Data for processing —
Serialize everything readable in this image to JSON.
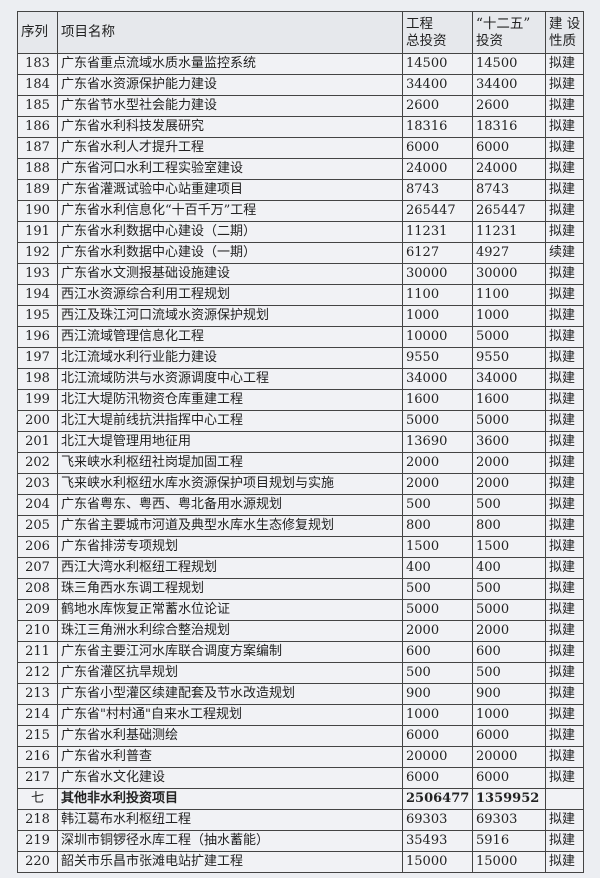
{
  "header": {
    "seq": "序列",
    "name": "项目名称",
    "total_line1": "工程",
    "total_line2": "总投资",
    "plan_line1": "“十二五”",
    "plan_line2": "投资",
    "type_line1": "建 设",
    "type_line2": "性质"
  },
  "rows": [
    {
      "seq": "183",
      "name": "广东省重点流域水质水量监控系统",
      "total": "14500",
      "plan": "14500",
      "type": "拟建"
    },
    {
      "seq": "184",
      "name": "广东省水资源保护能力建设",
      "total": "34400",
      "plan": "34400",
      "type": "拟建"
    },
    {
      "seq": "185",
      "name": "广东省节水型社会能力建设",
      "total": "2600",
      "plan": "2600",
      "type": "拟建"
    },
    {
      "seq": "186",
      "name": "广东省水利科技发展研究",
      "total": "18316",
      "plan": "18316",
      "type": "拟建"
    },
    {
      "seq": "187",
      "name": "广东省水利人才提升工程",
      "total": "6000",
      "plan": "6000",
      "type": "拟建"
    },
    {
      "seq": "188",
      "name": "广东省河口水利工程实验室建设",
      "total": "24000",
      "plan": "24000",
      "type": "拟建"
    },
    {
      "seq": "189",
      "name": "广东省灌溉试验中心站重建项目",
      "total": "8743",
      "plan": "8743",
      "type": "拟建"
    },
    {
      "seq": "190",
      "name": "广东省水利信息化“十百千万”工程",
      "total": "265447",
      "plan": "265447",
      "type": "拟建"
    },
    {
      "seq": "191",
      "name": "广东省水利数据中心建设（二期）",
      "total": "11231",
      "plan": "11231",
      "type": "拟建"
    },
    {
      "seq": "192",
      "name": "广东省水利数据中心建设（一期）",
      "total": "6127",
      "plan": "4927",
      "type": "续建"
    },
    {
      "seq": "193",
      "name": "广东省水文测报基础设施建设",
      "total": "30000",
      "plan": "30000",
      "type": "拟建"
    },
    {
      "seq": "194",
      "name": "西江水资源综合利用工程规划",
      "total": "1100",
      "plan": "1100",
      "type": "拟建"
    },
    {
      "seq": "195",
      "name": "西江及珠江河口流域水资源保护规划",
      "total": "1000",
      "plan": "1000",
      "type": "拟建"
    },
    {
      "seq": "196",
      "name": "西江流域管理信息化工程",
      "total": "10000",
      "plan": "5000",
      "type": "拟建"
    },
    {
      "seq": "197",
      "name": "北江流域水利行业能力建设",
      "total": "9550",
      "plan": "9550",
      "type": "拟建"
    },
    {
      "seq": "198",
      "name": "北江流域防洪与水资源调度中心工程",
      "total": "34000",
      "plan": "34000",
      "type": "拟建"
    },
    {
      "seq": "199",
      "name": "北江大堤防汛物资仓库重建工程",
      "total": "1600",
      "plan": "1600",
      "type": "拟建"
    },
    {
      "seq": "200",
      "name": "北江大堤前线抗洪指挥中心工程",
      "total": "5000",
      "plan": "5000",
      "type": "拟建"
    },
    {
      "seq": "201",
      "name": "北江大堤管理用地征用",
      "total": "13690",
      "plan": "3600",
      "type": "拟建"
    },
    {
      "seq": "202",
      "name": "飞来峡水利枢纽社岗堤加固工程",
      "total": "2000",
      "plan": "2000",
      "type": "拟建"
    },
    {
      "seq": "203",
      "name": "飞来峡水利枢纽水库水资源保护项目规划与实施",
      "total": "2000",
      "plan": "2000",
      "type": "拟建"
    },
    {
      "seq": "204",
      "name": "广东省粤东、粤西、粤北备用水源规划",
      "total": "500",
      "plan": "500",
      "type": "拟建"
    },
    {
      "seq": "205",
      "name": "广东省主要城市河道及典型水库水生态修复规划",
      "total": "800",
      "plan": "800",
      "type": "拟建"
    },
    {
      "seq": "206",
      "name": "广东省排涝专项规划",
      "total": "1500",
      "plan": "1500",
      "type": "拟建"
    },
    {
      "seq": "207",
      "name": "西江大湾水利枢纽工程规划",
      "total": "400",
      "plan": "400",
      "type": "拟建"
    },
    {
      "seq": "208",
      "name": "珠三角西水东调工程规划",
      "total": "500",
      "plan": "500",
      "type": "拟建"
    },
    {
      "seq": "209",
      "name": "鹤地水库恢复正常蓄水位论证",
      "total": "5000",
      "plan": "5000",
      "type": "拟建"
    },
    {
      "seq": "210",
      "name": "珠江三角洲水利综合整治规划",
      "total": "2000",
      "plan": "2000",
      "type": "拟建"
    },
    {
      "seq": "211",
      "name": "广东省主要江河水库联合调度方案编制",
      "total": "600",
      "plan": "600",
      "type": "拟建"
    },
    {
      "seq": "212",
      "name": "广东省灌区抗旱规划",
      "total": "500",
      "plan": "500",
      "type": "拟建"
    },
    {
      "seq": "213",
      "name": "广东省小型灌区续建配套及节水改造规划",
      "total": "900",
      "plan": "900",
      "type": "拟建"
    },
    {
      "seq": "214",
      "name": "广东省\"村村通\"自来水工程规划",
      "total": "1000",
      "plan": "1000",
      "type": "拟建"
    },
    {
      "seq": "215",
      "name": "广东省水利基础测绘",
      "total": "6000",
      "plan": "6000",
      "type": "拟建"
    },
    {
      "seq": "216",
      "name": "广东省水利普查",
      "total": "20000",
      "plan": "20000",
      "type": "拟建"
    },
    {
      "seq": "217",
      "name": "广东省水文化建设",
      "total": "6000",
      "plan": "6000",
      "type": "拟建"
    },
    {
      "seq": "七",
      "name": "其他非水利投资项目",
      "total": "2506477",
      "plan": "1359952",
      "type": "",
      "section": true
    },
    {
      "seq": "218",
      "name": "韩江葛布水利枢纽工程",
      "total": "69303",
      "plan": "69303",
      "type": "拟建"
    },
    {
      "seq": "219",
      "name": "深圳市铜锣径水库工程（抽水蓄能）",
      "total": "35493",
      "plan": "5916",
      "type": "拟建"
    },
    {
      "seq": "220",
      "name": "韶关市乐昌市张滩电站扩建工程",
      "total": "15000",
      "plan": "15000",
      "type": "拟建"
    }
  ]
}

What needs to be done — Report back each line of the entries that holds the string "广东省水利数据中心建设".

Exercise result —
      "name": "广东省水利数据中心建设（二期）",
      "name": "广东省水利数据中心建设（一期）",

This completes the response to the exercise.